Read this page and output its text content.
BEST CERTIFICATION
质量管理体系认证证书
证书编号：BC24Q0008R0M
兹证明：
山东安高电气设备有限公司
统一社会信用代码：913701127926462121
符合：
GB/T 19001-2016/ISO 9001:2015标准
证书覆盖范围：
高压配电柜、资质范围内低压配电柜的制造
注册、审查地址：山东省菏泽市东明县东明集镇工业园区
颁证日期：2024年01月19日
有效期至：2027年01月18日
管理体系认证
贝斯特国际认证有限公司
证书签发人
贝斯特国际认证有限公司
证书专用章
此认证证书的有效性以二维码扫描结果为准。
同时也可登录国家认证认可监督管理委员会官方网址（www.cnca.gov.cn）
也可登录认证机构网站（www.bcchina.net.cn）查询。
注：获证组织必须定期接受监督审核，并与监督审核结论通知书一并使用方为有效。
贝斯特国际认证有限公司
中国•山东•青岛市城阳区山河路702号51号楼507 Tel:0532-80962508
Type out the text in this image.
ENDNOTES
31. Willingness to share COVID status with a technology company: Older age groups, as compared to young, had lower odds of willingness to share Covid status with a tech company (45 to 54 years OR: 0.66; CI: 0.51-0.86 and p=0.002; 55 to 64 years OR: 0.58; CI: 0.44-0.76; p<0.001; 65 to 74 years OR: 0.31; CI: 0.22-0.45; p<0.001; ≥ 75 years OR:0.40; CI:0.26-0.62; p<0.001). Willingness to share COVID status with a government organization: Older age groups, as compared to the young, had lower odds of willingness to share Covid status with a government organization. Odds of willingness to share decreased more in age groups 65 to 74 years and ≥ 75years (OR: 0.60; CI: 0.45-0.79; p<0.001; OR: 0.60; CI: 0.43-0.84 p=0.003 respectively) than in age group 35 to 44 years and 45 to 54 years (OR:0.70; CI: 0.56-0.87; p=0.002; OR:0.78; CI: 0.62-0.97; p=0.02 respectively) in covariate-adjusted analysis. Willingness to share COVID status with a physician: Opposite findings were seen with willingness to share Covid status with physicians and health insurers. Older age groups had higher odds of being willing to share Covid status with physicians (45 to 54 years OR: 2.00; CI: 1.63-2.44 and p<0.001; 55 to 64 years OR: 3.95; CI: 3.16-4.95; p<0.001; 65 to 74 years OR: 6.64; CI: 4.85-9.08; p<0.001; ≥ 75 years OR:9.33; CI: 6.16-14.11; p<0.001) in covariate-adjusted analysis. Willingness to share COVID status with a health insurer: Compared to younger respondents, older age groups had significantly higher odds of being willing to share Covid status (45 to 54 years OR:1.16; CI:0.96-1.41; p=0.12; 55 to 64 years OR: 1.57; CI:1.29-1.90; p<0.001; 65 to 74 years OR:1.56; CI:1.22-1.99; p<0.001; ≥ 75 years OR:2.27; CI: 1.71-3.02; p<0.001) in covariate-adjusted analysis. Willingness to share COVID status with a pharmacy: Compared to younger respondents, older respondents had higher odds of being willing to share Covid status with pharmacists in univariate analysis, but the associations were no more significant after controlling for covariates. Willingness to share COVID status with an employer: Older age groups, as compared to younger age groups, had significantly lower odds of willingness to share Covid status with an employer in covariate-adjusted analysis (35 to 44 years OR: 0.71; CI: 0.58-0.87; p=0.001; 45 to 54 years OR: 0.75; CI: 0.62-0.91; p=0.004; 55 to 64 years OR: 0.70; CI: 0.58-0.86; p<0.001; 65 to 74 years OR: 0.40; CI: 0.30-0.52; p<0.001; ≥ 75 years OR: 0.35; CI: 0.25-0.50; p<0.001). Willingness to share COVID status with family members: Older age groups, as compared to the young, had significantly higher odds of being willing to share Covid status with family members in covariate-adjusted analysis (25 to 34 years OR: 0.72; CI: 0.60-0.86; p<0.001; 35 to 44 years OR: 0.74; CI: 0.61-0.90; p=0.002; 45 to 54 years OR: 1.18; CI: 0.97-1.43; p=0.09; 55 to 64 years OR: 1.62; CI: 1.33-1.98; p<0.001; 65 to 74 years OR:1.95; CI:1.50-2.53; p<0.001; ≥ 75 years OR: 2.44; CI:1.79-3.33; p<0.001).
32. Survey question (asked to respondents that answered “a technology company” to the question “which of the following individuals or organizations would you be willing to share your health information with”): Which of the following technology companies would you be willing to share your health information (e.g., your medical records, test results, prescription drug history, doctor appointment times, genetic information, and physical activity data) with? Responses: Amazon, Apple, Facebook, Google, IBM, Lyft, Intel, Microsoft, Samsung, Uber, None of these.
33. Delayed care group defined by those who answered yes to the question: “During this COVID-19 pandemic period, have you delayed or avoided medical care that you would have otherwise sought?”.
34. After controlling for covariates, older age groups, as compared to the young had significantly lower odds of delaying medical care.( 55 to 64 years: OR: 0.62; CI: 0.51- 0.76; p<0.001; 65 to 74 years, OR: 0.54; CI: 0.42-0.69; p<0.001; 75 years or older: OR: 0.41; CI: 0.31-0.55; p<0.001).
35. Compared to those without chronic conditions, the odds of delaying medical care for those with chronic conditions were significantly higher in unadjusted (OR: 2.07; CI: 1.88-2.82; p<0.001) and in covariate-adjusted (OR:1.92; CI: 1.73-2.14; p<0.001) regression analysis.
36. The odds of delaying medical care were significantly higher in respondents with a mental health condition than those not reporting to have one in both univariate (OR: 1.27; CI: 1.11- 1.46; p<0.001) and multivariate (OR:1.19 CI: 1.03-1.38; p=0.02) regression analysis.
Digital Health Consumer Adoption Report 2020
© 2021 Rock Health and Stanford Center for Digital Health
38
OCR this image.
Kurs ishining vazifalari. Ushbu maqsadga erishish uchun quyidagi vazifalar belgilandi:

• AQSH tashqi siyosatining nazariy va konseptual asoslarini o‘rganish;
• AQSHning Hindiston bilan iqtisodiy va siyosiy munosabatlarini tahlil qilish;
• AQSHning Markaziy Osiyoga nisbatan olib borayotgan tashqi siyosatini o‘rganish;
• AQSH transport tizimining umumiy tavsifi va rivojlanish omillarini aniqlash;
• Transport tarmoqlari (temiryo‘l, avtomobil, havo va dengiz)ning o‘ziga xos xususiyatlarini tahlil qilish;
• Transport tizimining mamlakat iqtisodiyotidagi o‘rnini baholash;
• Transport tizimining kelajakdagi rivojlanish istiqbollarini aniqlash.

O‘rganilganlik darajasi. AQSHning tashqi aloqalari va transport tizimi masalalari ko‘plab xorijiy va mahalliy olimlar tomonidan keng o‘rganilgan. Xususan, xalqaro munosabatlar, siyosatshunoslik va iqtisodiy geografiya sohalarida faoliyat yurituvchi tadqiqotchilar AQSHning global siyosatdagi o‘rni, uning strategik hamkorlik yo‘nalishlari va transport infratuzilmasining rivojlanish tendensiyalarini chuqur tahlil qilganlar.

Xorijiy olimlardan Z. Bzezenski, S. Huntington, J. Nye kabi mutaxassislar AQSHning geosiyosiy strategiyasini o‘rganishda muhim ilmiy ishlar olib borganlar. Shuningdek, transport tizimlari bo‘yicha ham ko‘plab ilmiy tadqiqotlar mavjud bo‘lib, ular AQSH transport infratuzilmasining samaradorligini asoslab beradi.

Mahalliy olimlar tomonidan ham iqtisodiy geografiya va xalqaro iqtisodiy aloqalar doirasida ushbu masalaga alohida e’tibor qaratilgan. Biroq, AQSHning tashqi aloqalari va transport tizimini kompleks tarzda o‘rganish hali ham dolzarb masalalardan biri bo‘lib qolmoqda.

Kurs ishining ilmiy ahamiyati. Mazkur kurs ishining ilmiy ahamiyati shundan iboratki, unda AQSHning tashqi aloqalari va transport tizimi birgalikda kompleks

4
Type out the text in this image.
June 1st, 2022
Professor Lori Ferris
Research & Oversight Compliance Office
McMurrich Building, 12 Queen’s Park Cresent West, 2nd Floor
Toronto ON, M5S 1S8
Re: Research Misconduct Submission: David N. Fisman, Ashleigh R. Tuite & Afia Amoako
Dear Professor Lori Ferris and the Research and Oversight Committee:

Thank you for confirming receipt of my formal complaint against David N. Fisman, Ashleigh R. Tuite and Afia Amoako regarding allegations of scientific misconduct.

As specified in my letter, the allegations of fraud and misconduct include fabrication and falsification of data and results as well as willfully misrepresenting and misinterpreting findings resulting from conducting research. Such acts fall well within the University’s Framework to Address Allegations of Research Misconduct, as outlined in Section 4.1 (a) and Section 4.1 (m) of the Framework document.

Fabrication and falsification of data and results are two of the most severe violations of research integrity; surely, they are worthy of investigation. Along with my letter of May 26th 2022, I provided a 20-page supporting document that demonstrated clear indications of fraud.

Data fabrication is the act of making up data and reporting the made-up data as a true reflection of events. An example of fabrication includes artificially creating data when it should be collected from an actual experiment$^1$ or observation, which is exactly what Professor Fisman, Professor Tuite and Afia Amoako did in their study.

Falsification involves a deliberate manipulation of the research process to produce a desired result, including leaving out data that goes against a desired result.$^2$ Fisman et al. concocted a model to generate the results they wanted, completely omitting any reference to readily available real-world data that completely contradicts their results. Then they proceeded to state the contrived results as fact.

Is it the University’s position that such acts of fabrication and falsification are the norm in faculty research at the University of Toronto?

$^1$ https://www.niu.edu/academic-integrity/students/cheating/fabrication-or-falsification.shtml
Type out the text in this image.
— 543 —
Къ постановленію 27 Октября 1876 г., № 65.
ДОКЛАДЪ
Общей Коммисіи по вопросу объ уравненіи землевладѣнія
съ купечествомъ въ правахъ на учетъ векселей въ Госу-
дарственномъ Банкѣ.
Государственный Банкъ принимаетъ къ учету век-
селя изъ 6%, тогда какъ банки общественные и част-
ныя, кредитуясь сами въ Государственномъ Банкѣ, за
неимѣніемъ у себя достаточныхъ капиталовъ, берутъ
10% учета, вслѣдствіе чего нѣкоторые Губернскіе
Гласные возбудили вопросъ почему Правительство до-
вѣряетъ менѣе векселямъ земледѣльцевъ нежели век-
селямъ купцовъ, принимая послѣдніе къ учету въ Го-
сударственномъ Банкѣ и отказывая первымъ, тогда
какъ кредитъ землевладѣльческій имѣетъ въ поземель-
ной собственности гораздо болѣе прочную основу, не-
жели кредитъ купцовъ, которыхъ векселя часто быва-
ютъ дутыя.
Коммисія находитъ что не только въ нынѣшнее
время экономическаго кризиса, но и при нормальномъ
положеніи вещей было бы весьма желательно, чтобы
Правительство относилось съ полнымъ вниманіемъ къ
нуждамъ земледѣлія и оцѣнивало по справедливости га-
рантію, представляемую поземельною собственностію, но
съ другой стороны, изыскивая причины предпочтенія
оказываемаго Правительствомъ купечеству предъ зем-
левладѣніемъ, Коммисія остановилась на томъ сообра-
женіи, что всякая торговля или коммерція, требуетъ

• • •

> _Given exercise_: Pull out every line of the records above that contains the word "David".

> _Full answer_:
Re: Research Misconduct Submission: David N. Fisman, Ashleigh R. Tuite & Afia Amoako
Thank you for confirming receipt of my formal complaint against David N. Fisman, Ashleigh R. Tuite and Afia Amoako regarding allegations of scientific misconduct.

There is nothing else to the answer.